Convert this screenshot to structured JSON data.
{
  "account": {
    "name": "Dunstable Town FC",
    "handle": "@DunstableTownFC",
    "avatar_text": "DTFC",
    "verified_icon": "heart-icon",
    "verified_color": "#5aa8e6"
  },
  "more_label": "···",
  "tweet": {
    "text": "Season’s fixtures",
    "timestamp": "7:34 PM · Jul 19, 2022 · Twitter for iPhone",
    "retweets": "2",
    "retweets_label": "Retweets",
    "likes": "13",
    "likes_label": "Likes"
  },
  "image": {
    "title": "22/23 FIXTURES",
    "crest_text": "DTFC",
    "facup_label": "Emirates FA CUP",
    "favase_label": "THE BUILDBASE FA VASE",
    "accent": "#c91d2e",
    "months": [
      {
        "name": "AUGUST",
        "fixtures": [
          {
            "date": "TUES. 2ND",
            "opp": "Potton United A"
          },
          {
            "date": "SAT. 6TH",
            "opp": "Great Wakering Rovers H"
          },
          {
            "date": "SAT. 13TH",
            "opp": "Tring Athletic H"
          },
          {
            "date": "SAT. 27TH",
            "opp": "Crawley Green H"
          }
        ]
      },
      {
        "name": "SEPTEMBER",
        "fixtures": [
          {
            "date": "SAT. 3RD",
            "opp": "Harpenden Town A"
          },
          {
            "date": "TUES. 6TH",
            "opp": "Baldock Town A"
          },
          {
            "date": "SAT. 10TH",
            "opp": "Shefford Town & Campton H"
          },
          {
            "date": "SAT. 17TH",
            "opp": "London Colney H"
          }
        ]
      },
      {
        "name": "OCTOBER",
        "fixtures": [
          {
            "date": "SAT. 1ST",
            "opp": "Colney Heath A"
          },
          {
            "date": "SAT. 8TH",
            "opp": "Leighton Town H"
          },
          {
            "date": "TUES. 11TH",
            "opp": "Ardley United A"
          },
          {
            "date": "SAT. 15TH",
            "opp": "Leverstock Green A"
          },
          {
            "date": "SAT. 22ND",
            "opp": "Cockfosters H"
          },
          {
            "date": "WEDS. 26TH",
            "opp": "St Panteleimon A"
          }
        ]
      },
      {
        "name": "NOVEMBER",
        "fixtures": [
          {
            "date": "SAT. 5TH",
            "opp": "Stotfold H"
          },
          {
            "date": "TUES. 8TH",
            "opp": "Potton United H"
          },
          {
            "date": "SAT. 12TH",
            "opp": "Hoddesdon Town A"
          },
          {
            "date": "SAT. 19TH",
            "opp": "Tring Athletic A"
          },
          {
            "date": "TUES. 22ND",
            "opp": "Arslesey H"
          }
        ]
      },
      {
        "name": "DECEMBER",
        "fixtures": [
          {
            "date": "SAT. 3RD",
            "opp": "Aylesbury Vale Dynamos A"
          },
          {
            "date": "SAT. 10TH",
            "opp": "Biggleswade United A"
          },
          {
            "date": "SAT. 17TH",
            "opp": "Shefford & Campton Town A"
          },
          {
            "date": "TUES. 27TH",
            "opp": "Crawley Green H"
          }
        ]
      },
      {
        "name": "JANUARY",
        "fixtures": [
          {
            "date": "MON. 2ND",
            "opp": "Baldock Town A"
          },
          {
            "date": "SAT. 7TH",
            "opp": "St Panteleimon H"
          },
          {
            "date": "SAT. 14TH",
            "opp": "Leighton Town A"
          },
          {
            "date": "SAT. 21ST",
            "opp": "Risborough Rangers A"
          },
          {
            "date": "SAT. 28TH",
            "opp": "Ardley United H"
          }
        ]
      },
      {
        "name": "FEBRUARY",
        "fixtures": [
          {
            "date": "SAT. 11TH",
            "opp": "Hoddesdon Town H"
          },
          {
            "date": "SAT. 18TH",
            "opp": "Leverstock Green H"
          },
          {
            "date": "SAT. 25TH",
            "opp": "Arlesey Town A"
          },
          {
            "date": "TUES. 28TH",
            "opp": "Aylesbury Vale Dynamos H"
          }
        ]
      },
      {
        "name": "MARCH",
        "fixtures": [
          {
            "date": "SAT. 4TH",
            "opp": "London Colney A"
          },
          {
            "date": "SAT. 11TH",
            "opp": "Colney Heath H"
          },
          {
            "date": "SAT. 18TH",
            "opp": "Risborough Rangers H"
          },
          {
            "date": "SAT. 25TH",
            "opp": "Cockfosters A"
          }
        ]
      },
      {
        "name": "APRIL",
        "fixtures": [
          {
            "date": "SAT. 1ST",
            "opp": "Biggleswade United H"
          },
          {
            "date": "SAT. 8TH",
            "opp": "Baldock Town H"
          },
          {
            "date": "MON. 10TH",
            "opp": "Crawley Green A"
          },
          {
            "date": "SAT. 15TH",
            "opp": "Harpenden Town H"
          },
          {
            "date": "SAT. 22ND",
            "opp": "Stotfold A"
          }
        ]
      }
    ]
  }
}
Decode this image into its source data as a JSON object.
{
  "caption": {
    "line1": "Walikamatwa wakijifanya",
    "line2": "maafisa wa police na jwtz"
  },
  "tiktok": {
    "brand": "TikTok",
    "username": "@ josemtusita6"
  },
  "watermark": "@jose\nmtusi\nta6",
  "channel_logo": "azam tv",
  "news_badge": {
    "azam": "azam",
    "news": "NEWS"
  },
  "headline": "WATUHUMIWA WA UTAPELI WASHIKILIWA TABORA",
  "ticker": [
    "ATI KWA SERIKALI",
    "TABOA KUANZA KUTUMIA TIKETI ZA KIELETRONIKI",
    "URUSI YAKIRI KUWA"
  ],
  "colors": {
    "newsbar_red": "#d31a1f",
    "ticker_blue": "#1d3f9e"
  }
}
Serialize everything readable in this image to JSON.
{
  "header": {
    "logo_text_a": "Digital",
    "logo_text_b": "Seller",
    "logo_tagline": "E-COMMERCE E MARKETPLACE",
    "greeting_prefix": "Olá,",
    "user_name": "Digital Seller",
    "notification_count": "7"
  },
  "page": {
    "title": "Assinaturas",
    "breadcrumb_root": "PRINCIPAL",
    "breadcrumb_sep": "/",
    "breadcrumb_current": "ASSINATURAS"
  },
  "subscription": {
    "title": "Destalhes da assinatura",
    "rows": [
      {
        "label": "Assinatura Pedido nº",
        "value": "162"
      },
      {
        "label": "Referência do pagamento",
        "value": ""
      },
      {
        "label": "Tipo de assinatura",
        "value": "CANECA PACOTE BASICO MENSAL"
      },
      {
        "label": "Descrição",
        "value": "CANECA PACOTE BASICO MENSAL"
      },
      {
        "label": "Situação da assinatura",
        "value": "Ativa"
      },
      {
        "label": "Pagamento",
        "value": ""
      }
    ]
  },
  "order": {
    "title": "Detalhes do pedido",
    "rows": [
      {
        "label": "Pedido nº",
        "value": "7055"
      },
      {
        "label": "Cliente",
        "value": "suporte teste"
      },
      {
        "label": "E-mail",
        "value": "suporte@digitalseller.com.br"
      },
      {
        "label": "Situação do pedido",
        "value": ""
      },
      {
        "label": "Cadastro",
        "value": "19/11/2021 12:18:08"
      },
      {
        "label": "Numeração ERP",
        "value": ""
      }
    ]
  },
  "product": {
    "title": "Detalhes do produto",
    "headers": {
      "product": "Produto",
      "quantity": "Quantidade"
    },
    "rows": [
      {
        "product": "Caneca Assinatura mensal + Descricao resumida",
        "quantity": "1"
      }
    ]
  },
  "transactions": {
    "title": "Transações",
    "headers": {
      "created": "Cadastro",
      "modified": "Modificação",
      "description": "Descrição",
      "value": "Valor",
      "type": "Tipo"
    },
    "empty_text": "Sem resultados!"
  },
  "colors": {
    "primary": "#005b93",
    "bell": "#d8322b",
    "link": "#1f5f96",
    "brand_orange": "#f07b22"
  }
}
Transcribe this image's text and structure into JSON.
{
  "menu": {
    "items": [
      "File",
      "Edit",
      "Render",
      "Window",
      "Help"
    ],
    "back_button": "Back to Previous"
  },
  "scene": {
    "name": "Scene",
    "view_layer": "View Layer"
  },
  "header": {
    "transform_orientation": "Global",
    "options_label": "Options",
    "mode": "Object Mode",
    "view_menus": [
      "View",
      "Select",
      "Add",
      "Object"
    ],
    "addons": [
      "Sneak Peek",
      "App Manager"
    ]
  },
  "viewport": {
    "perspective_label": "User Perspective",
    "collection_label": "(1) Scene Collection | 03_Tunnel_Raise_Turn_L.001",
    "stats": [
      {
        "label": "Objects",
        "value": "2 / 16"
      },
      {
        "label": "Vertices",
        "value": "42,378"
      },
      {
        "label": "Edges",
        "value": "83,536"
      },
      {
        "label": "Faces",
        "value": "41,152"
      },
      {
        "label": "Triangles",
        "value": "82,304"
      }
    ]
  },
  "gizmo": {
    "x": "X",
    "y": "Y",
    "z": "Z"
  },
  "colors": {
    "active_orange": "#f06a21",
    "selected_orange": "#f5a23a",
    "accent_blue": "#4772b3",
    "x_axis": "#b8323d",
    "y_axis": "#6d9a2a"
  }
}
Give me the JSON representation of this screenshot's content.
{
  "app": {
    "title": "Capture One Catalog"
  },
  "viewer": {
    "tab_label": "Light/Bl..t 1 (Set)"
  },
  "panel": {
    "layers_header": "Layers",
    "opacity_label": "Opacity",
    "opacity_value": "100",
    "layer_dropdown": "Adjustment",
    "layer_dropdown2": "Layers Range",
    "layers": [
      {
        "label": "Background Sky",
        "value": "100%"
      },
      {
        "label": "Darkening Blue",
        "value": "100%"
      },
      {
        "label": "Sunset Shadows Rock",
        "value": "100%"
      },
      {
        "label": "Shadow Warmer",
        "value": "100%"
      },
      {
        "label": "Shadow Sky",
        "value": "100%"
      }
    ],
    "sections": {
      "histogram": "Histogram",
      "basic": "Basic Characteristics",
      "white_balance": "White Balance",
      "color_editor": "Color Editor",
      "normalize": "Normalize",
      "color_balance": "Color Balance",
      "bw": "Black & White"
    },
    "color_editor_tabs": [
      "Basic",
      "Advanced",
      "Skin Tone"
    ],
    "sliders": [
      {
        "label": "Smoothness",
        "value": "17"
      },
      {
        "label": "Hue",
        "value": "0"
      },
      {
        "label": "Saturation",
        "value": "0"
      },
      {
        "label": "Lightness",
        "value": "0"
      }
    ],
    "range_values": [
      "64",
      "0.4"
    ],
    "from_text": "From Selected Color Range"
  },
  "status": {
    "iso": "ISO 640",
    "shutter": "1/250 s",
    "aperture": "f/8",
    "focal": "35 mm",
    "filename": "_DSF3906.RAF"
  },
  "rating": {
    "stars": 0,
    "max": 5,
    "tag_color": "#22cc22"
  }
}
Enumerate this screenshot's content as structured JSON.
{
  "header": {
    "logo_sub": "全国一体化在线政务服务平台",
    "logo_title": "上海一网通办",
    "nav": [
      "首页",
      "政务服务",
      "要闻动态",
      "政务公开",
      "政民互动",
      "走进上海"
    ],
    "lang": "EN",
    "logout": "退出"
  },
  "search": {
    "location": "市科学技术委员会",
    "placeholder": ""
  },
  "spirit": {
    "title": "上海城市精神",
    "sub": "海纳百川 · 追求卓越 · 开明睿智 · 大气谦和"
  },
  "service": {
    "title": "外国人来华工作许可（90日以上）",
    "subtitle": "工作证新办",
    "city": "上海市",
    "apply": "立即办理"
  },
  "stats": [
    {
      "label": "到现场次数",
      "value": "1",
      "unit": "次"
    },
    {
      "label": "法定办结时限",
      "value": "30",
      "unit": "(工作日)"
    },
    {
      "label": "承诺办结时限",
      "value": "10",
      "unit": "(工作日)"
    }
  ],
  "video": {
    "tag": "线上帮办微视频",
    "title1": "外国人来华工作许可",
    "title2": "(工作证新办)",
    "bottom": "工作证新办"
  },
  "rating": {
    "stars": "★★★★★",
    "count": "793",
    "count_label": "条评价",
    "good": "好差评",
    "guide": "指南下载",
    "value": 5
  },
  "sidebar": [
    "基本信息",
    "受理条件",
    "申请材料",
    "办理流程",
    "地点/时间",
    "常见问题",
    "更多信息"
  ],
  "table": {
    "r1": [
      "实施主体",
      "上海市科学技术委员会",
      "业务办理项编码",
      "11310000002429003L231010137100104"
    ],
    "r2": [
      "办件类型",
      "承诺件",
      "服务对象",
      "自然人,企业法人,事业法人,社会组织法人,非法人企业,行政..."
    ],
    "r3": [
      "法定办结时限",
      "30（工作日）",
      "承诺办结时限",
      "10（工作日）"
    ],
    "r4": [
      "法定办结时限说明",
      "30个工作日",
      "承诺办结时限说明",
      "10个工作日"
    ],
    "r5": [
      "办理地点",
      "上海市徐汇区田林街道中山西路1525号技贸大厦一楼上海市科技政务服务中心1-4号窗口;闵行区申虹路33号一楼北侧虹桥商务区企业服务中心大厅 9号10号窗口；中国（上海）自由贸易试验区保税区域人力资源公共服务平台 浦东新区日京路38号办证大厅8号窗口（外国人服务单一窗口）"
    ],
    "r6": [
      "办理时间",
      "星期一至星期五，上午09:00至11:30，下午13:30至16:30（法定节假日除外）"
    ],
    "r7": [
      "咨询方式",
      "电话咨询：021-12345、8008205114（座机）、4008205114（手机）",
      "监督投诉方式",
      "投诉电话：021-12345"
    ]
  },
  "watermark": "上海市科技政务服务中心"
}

------------------------------

Given instruction: Find each line holding the string "Panteleimon" and copy it out.

Complete output:
            "opp": "St Panteleimon A"
            "opp": "St Panteleimon H"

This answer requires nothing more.